**Records for the task**:
··········

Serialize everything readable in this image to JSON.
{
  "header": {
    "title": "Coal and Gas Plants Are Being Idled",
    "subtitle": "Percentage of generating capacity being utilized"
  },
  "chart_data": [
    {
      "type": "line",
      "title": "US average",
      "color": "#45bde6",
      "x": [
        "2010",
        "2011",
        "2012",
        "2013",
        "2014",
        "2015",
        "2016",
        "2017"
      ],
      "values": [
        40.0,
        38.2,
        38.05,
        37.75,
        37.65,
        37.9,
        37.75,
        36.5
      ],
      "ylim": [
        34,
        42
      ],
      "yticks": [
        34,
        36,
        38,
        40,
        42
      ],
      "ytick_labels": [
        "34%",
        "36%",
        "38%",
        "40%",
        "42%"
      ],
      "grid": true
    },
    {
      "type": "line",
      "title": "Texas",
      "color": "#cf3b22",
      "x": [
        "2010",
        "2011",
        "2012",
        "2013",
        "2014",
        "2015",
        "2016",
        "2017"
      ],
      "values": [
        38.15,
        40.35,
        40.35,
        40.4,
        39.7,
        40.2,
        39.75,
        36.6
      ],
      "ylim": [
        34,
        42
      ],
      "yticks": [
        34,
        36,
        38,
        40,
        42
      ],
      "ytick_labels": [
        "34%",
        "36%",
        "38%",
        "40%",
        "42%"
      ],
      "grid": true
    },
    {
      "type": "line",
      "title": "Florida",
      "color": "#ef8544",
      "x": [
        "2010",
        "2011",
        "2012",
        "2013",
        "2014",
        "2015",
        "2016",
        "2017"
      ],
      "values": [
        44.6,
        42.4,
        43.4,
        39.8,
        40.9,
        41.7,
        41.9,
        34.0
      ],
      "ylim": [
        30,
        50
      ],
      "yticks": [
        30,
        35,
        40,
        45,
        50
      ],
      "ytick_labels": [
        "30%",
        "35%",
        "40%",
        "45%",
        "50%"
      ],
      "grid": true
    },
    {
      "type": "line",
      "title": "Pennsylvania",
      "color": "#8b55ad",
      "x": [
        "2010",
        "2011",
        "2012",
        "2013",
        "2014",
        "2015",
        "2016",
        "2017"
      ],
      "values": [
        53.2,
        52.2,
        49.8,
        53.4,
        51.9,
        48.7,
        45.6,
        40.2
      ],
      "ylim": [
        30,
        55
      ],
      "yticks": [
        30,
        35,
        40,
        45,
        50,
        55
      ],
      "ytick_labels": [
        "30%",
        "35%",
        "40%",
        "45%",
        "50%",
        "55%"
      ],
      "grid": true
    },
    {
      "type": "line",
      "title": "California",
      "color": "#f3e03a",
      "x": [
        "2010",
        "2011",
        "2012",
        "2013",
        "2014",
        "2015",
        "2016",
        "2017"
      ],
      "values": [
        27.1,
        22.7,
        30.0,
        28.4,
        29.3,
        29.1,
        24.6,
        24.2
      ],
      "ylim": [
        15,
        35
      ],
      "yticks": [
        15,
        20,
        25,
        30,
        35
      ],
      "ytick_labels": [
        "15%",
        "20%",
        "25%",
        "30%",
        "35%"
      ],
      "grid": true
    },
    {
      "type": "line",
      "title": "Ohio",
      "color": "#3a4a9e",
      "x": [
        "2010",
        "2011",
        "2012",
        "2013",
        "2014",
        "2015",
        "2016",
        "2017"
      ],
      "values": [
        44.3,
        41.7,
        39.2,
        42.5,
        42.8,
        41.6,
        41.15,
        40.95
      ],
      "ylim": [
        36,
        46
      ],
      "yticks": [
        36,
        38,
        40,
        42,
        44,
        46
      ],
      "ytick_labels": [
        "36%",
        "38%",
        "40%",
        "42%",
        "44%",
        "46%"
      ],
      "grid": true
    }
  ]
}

··········

**Exercise objective**: Find every line in the records above that contains the word "color", and copy each one.

**Task result**:
      "color": "#45bde6",
      "color": "#cf3b22",
      "color": "#ef8544",
      "color": "#8b55ad",
      "color": "#f3e03a",
      "color": "#3a4a9e",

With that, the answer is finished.